• [WORK TO DO] Will you output the entries below exactly, skipping every image they contain?

[Figure dataset records]
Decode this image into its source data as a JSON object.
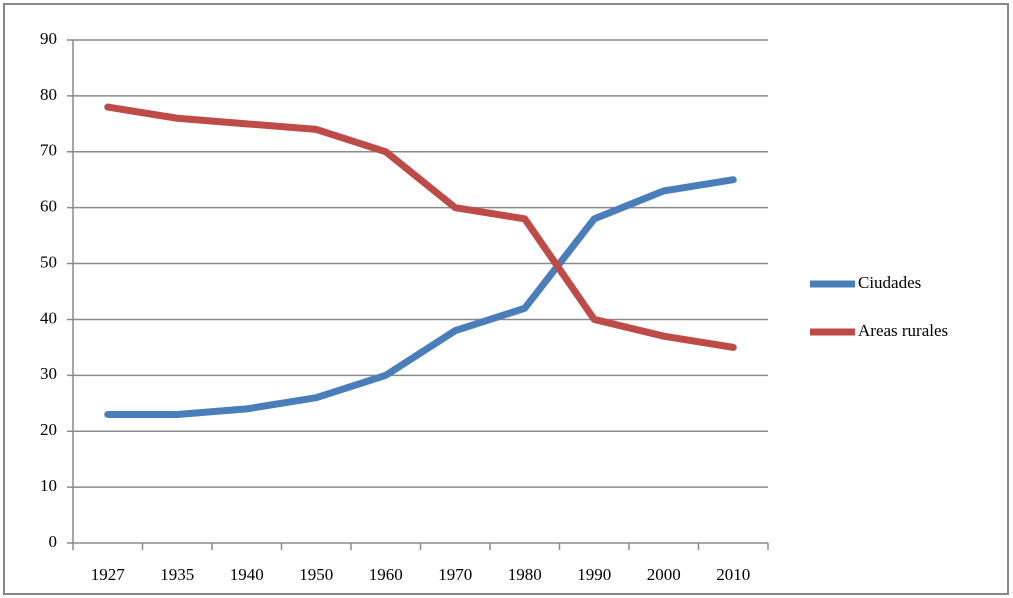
{
  "chart_data": {
    "type": "line",
    "categories": [
      "1927",
      "1935",
      "1940",
      "1950",
      "1960",
      "1970",
      "1980",
      "1990",
      "2000",
      "2010"
    ],
    "series": [
      {
        "name": "Ciudades",
        "color": "#4a7ebb",
        "values": [
          23,
          23,
          24,
          26,
          30,
          38,
          42,
          58,
          63,
          65
        ]
      },
      {
        "name": "Areas rurales",
        "color": "#be4b48",
        "values": [
          78,
          76,
          75,
          74,
          70,
          60,
          58,
          40,
          37,
          35
        ]
      }
    ],
    "ylim": [
      0,
      90
    ],
    "yticks": [
      0,
      10,
      20,
      30,
      40,
      50,
      60,
      70,
      80,
      90
    ],
    "grid": true,
    "legend": "right"
  }
}
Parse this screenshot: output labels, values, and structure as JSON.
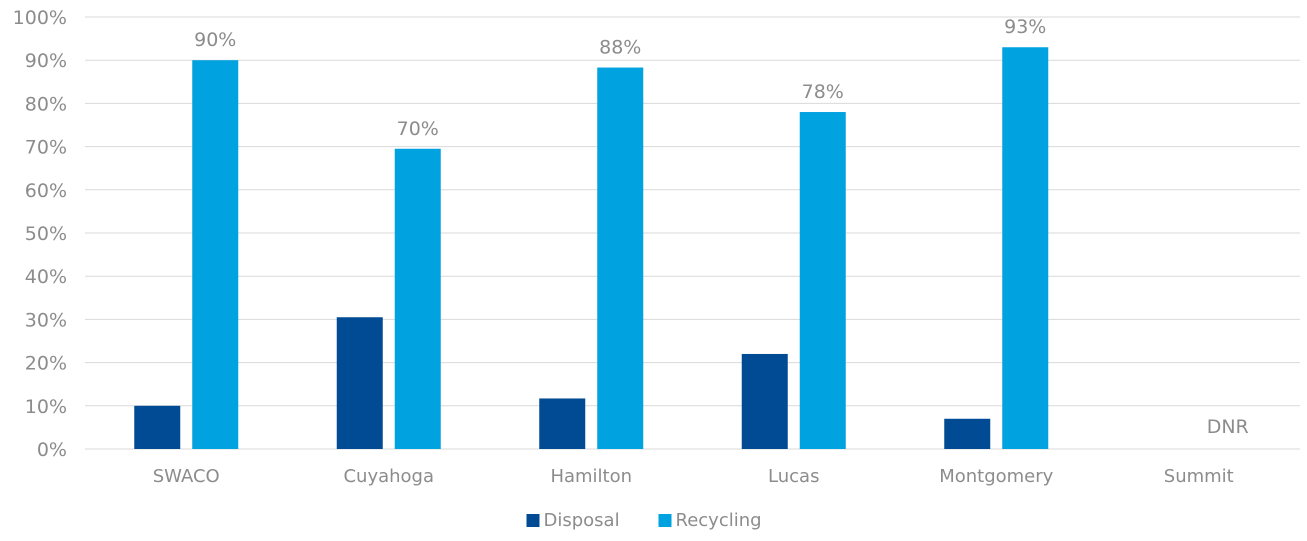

• [FULL SOLUTION]
Decode this image into its source data as a JSON object.
{
  "chart_data": {
    "type": "line",
    "categories": [
      "1927",
      "1935",
      "1940",
      "1950",
      "1960",
      "1970",
      "1980",
      "1990",
      "2000",
      "2010"
    ],
    "series": [
      {
        "name": "Ciudades",
        "color": "#4a7ebb",
        "values": [
          23,
          23,
          24,
          26,
          30,
          38,
          42,
          58,
          63,
          65
        ]
      },
      {
        "name": "Areas rurales",
        "color": "#be4b48",
        "values": [
          78,
          76,
          75,
          74,
          70,
          60,
          58,
          40,
          37,
          35
        ]
      }
    ],
    "ylim": [
      0,
      90
    ],
    "yticks": [
      0,
      10,
      20,
      30,
      40,
      50,
      60,
      70,
      80,
      90
    ],
    "grid": true,
    "legend": "right"
  }
}
Parse this screenshot: output labels, values, and structure as JSON.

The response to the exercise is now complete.